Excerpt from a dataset
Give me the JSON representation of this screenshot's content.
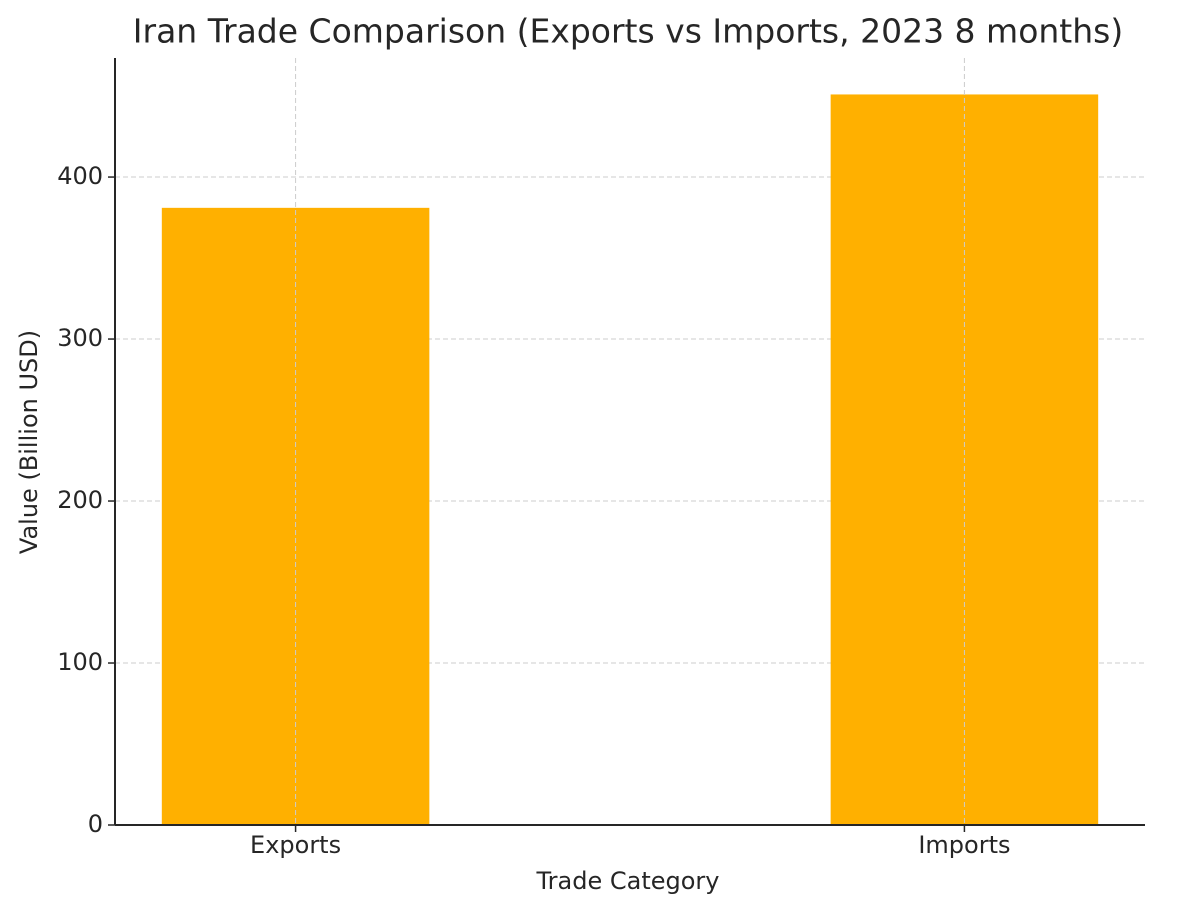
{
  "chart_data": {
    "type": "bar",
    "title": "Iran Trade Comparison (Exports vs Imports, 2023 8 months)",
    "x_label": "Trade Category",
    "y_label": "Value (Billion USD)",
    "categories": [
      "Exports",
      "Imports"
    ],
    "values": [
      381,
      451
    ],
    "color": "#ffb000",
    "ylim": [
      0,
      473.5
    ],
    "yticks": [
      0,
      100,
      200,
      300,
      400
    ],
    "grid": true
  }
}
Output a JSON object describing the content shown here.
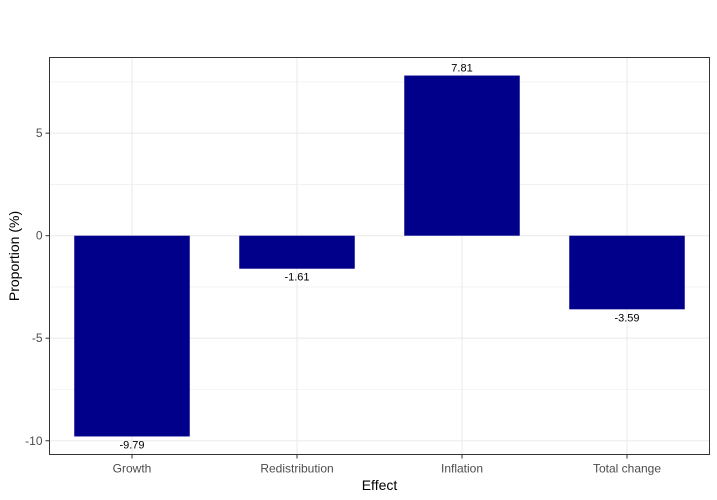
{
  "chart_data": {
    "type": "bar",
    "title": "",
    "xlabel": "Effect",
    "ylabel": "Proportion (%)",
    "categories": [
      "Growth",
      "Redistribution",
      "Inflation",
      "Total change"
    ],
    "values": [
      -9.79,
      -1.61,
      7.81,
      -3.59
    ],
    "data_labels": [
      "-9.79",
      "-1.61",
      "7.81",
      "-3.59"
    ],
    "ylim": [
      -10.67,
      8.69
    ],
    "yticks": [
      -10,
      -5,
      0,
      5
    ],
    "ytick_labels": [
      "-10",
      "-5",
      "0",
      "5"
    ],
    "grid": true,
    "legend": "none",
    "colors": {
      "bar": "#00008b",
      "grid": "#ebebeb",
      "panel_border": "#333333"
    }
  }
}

AIM OF THE TASK: Write out every entry again word for word, without any of the pictures.

WRITTEN SOLUTION:
Give me the JSON representation of this screenshot's content.
{
  "chart_data": {
    "type": "bar",
    "title": "Iran Trade Comparison (Exports vs Imports, 2023 8 months)",
    "x_label": "Trade Category",
    "y_label": "Value (Billion USD)",
    "categories": [
      "Exports",
      "Imports"
    ],
    "values": [
      381,
      451
    ],
    "color": "#ffb000",
    "ylim": [
      0,
      473.5
    ],
    "yticks": [
      0,
      100,
      200,
      300,
      400
    ],
    "grid": true
  }
}
Output a JSON object describing the content shown here.
{
  "chart_data": {
    "type": "bar",
    "title": "",
    "xlabel": "Effect",
    "ylabel": "Proportion (%)",
    "categories": [
      "Growth",
      "Redistribution",
      "Inflation",
      "Total change"
    ],
    "values": [
      -9.79,
      -1.61,
      7.81,
      -3.59
    ],
    "data_labels": [
      "-9.79",
      "-1.61",
      "7.81",
      "-3.59"
    ],
    "ylim": [
      -10.67,
      8.69
    ],
    "yticks": [
      -10,
      -5,
      0,
      5
    ],
    "ytick_labels": [
      "-10",
      "-5",
      "0",
      "5"
    ],
    "grid": true,
    "legend": "none",
    "colors": {
      "bar": "#00008b",
      "grid": "#ebebeb",
      "panel_border": "#333333"
    }
  }
}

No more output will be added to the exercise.